→ **Questions**:
1. According to the stablecoin text, which stablecoin has World Liberty Financial rolled out?
2. Condense the paragraph of the stablecoin text that begins "On the other side of the Capitol" into a short bulleted list that keeps its main facts.
3. Return the part of the stablecoin text that opens with the words containing "Placing issuers under" and closes with "within 24 hours.".

→ **Text excerpt**:
Placing issuers under Federal Reserve supervision while granting limited exemptions for smaller fintech start-ups.
Mandating real-time attestations so investors can check, block-by-block, that every token in circulation has a matching dollar in the vault.
Introducing consumer redemptions on demand, at par, within 24 hours.
Supporters argue the clarity could unlock a wave of institutional capital, lower cross-border remittance fees, and give Washington a seat at the table as the EU’s MiCA rules and Asia’s rapidly evolving frameworks come online.
But is one bill enough?
On the other side of the Capitol, the House Financial Services Committee has its own stablecoin proposal—the STABLE Act—as well as the Digital Asset Market Clarity Act, which divides broader crypto oversight between the Commodity Futures Trading Commission (CFTC) and the Securities and Exchange Commission (SEC). Some industry lobbyists want the Senate bill stapled to that market-structure package before final passage to prevent “regulatory drift.”
Trump’s team, however, is signalling a “win now, refine later” mindset. A senior White House aide, speaking on background, told CryptoExchangeFees.com that coupling the two measures could create jurisdictional turf wars that bog everything down until after the August recess.
Trump’s personal stake raises eyebrows
The administration’s full-court press comes as the First Family’s own crypto ventures draw scrutiny. Last autumn, the president and his sons quietly seeded World Liberty Financial (WLF), which has since rolled out Liberty USD, a dollar-backed stablecoin used last month to settle a headline-grabbing $2 billion trade between an Abu Dhabi investment vehicle and Binance.

Data excerpts
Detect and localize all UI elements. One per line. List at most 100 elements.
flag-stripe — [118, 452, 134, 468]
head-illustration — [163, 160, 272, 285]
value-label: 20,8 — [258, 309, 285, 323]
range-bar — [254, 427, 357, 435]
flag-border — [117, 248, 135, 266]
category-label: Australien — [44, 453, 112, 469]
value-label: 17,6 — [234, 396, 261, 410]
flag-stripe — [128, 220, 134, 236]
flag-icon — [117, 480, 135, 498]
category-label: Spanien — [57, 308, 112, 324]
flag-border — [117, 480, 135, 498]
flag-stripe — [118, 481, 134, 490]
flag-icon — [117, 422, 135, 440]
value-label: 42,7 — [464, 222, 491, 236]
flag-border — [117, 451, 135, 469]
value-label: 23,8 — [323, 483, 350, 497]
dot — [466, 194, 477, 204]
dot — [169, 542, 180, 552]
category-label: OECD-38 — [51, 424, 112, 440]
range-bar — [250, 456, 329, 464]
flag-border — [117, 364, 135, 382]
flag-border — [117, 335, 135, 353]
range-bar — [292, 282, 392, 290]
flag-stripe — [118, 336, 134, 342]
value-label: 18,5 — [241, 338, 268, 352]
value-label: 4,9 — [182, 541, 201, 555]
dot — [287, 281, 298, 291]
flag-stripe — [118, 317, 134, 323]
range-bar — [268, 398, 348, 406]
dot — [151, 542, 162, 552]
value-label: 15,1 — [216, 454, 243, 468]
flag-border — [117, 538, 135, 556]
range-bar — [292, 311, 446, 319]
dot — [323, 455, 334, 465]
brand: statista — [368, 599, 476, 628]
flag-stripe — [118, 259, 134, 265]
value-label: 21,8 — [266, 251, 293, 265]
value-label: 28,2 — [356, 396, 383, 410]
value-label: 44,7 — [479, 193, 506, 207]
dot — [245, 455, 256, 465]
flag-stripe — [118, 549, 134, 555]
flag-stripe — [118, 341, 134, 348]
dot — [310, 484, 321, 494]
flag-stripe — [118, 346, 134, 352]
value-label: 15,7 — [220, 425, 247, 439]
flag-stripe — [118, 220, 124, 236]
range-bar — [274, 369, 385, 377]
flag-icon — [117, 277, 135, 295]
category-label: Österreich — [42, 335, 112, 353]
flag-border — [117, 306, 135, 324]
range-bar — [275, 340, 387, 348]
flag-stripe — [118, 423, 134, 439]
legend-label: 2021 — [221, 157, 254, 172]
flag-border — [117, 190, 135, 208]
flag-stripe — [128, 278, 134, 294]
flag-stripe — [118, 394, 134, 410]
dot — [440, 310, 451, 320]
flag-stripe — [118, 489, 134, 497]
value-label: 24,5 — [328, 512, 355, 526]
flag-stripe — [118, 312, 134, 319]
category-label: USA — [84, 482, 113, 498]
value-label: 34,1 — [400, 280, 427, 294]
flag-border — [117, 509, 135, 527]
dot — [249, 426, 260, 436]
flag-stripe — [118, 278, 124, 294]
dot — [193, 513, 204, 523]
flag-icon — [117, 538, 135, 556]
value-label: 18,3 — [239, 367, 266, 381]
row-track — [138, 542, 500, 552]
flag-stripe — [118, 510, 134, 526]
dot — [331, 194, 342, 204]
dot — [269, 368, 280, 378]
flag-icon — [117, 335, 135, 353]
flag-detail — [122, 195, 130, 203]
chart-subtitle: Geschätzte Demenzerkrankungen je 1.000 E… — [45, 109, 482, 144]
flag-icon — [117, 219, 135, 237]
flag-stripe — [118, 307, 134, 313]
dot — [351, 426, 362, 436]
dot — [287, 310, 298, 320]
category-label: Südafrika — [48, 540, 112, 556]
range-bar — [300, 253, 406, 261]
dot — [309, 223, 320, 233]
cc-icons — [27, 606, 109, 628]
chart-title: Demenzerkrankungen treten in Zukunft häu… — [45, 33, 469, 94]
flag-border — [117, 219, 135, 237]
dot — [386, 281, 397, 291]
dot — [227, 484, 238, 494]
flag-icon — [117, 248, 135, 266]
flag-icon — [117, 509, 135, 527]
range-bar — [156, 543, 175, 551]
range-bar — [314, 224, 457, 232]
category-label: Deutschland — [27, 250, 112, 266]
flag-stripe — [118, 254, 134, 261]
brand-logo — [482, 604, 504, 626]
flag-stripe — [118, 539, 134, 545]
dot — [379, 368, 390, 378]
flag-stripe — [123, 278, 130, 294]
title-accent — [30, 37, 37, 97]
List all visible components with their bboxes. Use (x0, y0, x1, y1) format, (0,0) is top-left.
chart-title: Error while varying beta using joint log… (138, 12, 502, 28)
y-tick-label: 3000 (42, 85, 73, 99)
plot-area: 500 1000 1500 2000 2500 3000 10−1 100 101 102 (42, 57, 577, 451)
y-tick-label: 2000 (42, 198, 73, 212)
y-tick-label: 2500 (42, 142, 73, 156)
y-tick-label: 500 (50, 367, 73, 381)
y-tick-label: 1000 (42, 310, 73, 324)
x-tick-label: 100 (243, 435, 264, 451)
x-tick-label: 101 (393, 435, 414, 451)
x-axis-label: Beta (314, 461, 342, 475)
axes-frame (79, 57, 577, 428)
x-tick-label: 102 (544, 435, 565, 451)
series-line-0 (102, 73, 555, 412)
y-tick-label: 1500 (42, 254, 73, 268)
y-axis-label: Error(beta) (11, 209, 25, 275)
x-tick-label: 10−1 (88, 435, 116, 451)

→ **Answers provided**:
1. Liberty USD, a dollar-backed stablecoin.

2.
- The House Financial Services Committee has its own stablecoin proposal, the STABLE Act.
- It also has the Digital Asset Market Clarity Act, which splits broader crypto oversight between the CFTC and the SEC.
- Some industry lobbyists want the Senate bill attached to that market-structure package before final passage to prevent "regulatory drift."

3.
Placing issuers under Federal Reserve supervision while granting limited exemptions for smaller fintech start-ups.
Mandating real-time attestations so investors can check, block-by-block, that every token in circulation has a matching dollar in the vault.
Introducing consumer redemptions on demand, at par, within 24 hours.